> WHAT TO PRODUCE:
Set down each record below precisely, skipping the pictures.
##### AVAILABLE DATA
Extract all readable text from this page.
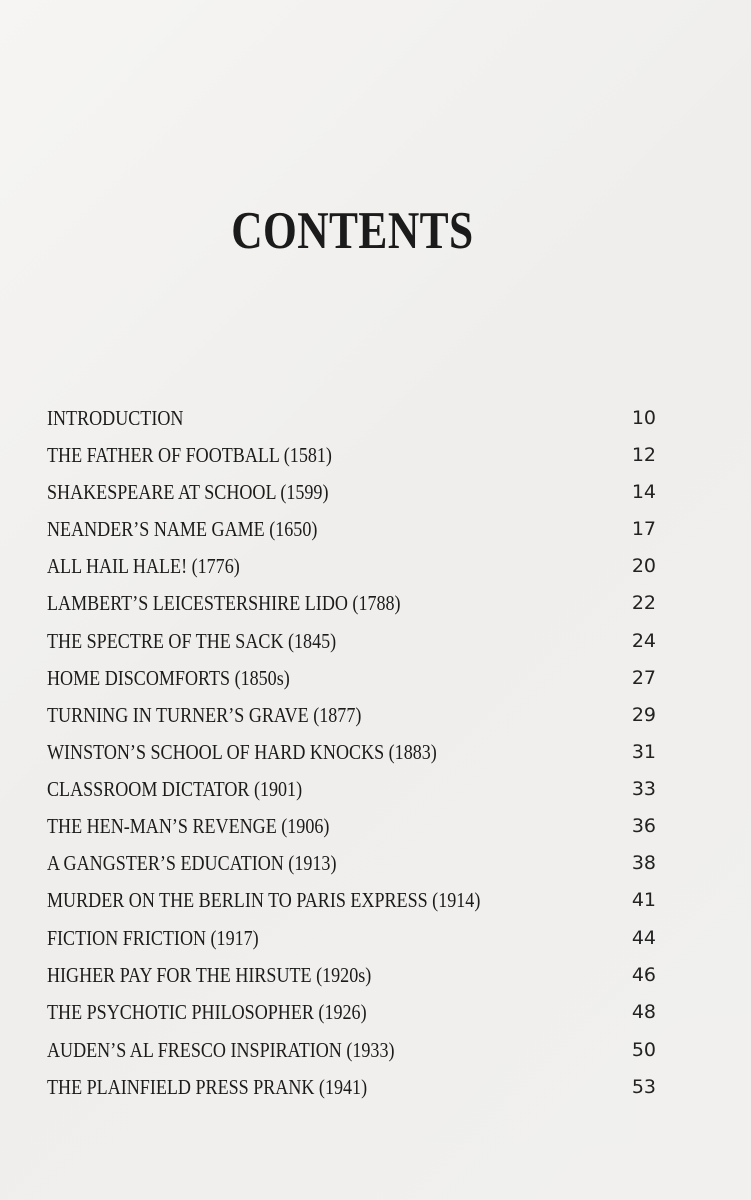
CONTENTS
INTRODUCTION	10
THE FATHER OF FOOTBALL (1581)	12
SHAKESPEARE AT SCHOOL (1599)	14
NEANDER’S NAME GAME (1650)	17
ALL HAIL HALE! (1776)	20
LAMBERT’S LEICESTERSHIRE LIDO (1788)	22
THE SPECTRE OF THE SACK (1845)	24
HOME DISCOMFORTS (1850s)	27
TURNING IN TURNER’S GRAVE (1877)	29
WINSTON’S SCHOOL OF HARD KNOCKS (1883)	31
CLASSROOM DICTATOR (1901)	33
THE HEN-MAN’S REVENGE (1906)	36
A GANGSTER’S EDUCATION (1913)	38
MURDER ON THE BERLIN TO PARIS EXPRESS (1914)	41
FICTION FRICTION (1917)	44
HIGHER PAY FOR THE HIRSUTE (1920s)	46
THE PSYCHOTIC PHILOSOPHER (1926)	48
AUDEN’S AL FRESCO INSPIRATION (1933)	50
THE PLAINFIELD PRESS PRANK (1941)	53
##########
> ANSWER TO THE TASK:
Extract all readable text from this page.
CONTENTS
INTRODUCTION	10
THE FATHER OF FOOTBALL (1581)	12
SHAKESPEARE AT SCHOOL (1599)	14
NEANDER’S NAME GAME (1650)	17
ALL HAIL HALE! (1776)	20
LAMBERT’S LEICESTERSHIRE LIDO (1788)	22
THE SPECTRE OF THE SACK (1845)	24
HOME DISCOMFORTS (1850s)	27
TURNING IN TURNER’S GRAVE (1877)	29
WINSTON’S SCHOOL OF HARD KNOCKS (1883)	31
CLASSROOM DICTATOR (1901)	33
THE HEN-MAN’S REVENGE (1906)	36
A GANGSTER’S EDUCATION (1913)	38
MURDER ON THE BERLIN TO PARIS EXPRESS (1914)	41
FICTION FRICTION (1917)	44
HIGHER PAY FOR THE HIRSUTE (1920s)	46
THE PSYCHOTIC PHILOSOPHER (1926)	48
AUDEN’S AL FRESCO INSPIRATION (1933)	50
THE PLAINFIELD PRESS PRANK (1941)	53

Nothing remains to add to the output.